Desde que estalló la pandemia, hemos sido bombardeados con múltiples informaciones orientadas hacia aspectos concretos del fenómeno que pudiera parecernos que todo lo que hay que contar sobre él ya ha sido contado. Así, conocemos con relativa precisión toda la dramática estadística asociada (número de muertos, contagiados, incidencias acumuladas, ocupaciones de camas de hospital…); las medidas adoptadas por las diferentes administraciones del país, así como los debates políticos de las diferentes fuerzas sobre lo que debería hacerse; sus catastróficas consecuencias socioeconómicas en forma de desempleo, pérdida de tejido empresarial, aumento de la pobreza… y un sinfín de múltiples cuestiones más. Pareciera así que no hay aspecto de la realidad que no haya sido tratado.
Sin embargo, sí me atrevería a señalar que toda esta multidimensional presentación informativa del fenómeno ha dado lugar a una ceguera inatencional que nos impide valorar en toda su naturaleza la gravedad de la pandemia, creando un sesgo cognitivo que nos hace sobrevalorar algunos aspectos e ignorar otros que a mi juicio son fundamentales. Sesgo este que es de vital importancia para que la ciudadanía tome decisiones sensatas y racionales sobre lo que debemos hacer como sociedad para verdaderamente enfrentarnos a la pandemia. ¿Cuál sería entonces el gorila que se nos ha colado en toda esta iconografía periodística pero que a pesar de sus descomunales dimensiones hemos sido incapaces de percibir?
Cualquier persona que tenga un conocido en el ámbito sanitario y le haya podido preguntar sobre cómo ha sido su trabajo durante el estado de alarma le habrá descrito casi con total seguridad un escenario dantesco: pacientes agonizantes que se hacinaban en el suelo a los que les fallaba la respiración, médicos tomando decisiones sobre qué enfermos intentar salvar y a quiénes dejar morir por falta de recursos suficientes, crisis de ansiedad o ataques de pánico entre los profesionales… Si se le preguntara a algún trabajador de una de las múltiples Residencias de mayores donde el coronavirus provocó decenas de muertes su relato sería igualmente espeluznante. Sin embargo, estas imágenes, en la era de la información, han sido convenientemente ocultadas a los ojos del gran público; ni siquiera en términos generales estos profesionales han sido entrevistados para ser cuestionados por aquellas vivencias. Curiosamente, en un tiempo donde se apuesta cada vez más por una información de contenido "emocional" frente a lo analítico, el aspecto más humano, más tangible, más doloroso de la enfermedad, el verdadero gorila, ha sido cuidadosamente silenciado, mientras éramos y somos sobreexpuestos a una ingente cantidad de datos procedentes de frías estadísticas.

—————

Qué se pide
Reescribe el fragmento comenzando por "Desde que estalló" y siguiendo hasta "haya sido tratado." inclusive, y sustituye "desempleo" por "paro". Basta con el fragmento, sin ninguna otra fuente.

—————

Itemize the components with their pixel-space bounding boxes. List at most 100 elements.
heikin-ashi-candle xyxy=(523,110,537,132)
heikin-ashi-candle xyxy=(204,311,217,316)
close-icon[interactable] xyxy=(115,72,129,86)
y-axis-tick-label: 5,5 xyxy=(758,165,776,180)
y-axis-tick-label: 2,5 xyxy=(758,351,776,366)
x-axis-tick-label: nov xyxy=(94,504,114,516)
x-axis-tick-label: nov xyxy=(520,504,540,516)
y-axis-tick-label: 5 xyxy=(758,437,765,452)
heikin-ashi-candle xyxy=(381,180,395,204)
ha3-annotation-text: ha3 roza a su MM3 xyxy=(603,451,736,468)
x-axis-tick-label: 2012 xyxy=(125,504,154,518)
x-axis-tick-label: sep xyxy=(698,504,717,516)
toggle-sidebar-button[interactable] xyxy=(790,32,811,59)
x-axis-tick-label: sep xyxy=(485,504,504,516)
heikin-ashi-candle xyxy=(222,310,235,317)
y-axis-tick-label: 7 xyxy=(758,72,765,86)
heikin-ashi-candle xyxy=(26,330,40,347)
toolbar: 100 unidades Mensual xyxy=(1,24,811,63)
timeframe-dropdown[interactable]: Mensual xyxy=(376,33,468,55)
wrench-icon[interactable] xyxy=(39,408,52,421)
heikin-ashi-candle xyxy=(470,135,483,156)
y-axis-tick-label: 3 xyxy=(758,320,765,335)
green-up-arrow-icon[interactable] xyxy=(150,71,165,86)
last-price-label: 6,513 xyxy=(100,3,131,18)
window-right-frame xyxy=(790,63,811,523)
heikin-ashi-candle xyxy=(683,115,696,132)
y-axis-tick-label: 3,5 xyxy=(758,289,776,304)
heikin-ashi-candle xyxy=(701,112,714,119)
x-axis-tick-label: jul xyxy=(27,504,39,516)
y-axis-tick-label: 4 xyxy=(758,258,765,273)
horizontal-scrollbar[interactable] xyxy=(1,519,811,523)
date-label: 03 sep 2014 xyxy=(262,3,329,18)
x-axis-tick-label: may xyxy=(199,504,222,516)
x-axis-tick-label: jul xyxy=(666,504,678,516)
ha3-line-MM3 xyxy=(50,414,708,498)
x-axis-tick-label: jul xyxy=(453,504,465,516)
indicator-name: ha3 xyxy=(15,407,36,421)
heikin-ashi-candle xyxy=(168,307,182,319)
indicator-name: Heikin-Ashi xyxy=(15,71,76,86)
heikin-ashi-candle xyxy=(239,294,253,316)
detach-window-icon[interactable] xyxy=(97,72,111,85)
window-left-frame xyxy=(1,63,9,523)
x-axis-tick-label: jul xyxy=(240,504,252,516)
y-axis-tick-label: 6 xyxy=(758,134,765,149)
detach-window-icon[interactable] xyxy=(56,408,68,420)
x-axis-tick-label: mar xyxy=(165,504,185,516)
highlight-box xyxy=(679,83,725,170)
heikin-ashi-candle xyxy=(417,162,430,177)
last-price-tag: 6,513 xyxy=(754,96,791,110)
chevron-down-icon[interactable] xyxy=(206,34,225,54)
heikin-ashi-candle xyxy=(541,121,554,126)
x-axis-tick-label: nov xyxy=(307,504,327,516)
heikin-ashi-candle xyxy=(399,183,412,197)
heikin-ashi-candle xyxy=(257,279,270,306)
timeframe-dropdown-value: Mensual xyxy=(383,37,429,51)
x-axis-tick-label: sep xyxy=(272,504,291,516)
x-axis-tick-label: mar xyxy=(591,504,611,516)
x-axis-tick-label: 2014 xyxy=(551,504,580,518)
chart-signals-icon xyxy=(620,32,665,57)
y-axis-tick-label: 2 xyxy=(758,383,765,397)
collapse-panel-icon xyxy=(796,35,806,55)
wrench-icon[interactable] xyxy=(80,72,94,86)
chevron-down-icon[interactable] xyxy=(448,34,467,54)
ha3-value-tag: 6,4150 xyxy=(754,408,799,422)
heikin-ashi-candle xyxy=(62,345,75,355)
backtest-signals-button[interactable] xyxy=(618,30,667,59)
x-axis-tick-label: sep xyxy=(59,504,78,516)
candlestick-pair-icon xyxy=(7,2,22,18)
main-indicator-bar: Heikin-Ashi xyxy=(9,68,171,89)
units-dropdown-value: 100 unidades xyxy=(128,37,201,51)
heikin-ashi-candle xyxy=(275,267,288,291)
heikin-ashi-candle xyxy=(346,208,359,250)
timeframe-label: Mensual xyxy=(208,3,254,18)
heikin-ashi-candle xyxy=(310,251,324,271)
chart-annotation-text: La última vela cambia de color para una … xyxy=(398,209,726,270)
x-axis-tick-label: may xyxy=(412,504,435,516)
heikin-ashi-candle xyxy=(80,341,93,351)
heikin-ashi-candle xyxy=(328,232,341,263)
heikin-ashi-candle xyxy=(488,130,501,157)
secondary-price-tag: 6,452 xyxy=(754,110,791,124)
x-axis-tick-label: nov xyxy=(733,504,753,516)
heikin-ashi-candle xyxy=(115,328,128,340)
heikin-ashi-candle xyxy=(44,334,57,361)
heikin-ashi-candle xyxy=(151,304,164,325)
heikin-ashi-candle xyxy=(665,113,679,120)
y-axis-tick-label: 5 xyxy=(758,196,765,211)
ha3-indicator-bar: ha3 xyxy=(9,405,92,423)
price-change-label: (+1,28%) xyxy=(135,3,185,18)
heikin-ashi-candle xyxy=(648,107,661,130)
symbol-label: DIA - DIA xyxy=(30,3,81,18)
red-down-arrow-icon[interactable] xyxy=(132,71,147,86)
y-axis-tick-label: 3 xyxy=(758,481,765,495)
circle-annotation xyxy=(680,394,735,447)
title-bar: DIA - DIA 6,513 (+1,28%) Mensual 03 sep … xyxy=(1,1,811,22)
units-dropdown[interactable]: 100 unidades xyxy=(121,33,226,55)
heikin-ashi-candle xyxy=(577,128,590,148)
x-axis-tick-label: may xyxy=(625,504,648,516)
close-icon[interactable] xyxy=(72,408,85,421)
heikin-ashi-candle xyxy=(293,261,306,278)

—————

Respuesta
Desde que estalló la pandemia, hemos sido bombardeados con múltiples informaciones orientadas hacia aspectos concretos del fenómeno que pudiera parecernos que todo lo que hay que contar sobre él ya ha sido contado. Así, conocemos con relativa precisión toda la dramática estadística asociada (número de muertos, contagiados, incidencias acumuladas, ocupaciones de camas de hospital…); las medidas adoptadas por las diferentes administraciones del país, así como los debates políticos de las diferentes fuerzas sobre lo que debería hacerse; sus catastróficas consecuencias socioeconómicas en forma de paro, pérdida de tejido empresarial, aumento de la pobreza… y un sinfín de múltiples cuestiones más. Pareciera así que no hay aspecto de la realidad que no haya sido tratado.